Testo da analizzare ::
A sorpresa, Google ha svelato
Gemini, un nuovo modello di intelligenza artificiale. L’annuncio
era nell’aria anche se varie fonti statunitensi parlavano di un
rimando al 2024 per problemi nello sviluppo. E invece Big G ha
deciso di tener fede alla tabella di marcia e lanciare un chiaro
messaggio alla rivale OpenAI.
“Gemini è il modello IA più capace e potente che abbiamo mai
costruito. È progettato fin dalle sue fondamenta per essere
multimodale e ottimizzato per tre diverse dimensioni: Ultra, Pro
e Nano” ha spiegato Sundar Pichai, Ceo di Google e Alphabet in
una nota ufficiale. Nella pratica, l’IA può comprendere e
produrre contenuti sia testuali che in foto, video e audio,
oltre che a sviluppare codice informatico da sé. “Quello di oggi
è un traguardo significativo per lo sviluppo dell’IA, e l’inizio
di una nuova era” prosegue Pichai. La prima versione di Gemini è
stata pensata per funzionare su dispositivi differenti, dagli
smartphone ai data center. Per questo, Google ha distinto tre
livelli differenti. Il primo, Ultra è dedicato a compiti
complessi. Gemini Pro può esser applicato per attività di media
dimensione mentre Nano funzionerà su singoli dispositivi. Nella
realizzazione di Gemini, Google ha mantenuto il focus sulla
sicurezza: “In ogni fase del suo sviluppo, prendiamo in
considerazione i rischi potenziali e lavoriamo per testarli e
mitigarli”. A cominciare da oggi, il chatbot Bard utilizzerà una
versione dedicata di Gemini Pro per ragionamenti avanzati. Sarà
disponibile in inglese in più di 170 paesi e territori, con la
previsione di aggiungere ulteriori lingue nei prossimi mesi.

[Materiale estratto da una raccolta]
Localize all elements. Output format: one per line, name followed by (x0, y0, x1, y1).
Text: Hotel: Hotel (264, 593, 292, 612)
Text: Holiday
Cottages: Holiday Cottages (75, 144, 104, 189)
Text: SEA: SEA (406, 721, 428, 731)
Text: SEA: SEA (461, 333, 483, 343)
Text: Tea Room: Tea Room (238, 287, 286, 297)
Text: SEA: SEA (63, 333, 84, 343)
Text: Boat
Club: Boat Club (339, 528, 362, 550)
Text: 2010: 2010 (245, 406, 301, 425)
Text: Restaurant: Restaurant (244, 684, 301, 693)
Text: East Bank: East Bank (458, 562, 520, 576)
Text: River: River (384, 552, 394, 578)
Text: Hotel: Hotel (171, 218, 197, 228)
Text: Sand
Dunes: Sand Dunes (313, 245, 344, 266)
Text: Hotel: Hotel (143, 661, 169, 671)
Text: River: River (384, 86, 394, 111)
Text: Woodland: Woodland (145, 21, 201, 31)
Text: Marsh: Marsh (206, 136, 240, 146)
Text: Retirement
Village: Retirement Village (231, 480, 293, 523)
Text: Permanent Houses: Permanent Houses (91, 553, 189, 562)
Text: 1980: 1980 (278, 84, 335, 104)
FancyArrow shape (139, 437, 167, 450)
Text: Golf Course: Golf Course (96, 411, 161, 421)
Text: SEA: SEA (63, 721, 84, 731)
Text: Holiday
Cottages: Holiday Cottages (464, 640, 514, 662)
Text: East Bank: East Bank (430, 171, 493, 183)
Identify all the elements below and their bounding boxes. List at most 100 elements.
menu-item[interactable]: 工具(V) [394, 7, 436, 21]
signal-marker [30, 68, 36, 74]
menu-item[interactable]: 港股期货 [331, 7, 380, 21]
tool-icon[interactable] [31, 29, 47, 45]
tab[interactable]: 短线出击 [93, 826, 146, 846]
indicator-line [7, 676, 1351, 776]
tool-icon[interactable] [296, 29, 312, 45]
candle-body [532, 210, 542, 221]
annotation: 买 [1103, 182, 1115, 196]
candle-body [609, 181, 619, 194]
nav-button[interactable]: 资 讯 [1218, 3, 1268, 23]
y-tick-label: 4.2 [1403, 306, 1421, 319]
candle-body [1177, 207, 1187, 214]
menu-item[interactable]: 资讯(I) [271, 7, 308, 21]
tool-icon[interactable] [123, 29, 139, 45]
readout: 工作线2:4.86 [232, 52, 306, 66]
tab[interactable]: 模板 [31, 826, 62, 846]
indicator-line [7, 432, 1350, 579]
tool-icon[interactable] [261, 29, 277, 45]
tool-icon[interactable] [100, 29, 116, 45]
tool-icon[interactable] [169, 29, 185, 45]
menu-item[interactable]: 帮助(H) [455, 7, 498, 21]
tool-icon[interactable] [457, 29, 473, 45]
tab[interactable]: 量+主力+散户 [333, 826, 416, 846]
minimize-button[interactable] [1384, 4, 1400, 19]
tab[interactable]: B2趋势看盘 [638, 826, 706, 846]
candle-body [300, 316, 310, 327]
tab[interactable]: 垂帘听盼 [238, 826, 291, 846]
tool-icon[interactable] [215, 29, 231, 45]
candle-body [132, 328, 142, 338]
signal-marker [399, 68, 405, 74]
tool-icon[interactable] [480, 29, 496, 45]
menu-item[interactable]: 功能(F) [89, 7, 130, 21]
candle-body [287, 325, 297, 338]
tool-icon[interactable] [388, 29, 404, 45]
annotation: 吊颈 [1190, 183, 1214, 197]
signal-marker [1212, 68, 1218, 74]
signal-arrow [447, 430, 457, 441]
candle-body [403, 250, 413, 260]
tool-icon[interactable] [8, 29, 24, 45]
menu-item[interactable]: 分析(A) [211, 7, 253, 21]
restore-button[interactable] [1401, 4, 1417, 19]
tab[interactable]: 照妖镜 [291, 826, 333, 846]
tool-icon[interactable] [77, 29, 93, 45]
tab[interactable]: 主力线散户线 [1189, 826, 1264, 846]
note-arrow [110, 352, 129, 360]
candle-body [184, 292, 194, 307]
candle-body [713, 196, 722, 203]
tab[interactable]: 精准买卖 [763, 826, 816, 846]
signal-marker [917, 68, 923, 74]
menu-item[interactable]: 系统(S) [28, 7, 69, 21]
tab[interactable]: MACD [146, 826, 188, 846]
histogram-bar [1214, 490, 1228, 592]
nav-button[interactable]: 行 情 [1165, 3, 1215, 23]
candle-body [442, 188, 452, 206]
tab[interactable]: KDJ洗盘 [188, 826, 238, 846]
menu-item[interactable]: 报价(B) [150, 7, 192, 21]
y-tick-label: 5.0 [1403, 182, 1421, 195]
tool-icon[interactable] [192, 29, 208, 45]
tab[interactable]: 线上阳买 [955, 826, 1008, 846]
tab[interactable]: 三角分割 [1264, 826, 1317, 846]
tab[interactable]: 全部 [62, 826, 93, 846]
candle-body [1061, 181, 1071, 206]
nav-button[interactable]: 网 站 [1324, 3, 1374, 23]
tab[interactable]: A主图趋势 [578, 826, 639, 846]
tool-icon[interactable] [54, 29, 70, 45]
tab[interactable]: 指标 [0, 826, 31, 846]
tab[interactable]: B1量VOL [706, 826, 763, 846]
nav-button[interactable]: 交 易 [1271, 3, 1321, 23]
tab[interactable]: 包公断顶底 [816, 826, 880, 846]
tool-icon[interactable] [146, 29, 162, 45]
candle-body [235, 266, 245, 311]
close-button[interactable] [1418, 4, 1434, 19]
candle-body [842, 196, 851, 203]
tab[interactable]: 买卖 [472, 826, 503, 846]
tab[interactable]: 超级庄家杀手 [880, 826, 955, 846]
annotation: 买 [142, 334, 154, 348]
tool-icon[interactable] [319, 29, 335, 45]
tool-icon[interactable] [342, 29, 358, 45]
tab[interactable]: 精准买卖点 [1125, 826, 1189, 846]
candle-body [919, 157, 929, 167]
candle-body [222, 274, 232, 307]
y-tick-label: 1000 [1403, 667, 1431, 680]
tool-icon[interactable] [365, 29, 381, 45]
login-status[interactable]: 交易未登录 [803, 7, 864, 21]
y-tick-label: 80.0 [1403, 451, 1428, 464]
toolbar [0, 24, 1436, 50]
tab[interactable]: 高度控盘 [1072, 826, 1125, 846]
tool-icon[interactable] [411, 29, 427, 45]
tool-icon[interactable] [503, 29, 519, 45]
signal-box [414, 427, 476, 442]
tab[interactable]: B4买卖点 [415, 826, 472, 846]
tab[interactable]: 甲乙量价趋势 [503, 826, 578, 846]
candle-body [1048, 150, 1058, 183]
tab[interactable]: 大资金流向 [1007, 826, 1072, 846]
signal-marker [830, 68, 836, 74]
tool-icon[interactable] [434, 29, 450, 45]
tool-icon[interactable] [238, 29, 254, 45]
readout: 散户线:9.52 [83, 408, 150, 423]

Attività da svolgere ::
A – Trascrivi il brano del testo su Gemini che va da "A sorpresa, Google" fino a "alla rivale OpenAI." compreso.
B – Secondo il testo su Gemini, quale chatbot utilizzerà una versione dedicata di Gemini Pro per ragionamenti avanzati?
C – Elenca tutte le dimensioni per cui, secondo il testo su Gemini, il modello è stato ottimizzato.

Risposte numerate ::
A –
A sorpresa, Google ha svelato
Gemini, un nuovo modello di intelligenza artificiale. L’annuncio
era nell’aria anche se varie fonti statunitensi parlavano di un
rimando al 2024 per problemi nello sviluppo. E invece Big G ha
deciso di tener fede alla tabella di marcia e lanciare un chiaro
messaggio alla rivale OpenAI.

B – Bard.

C – Ultra, Pro, Nano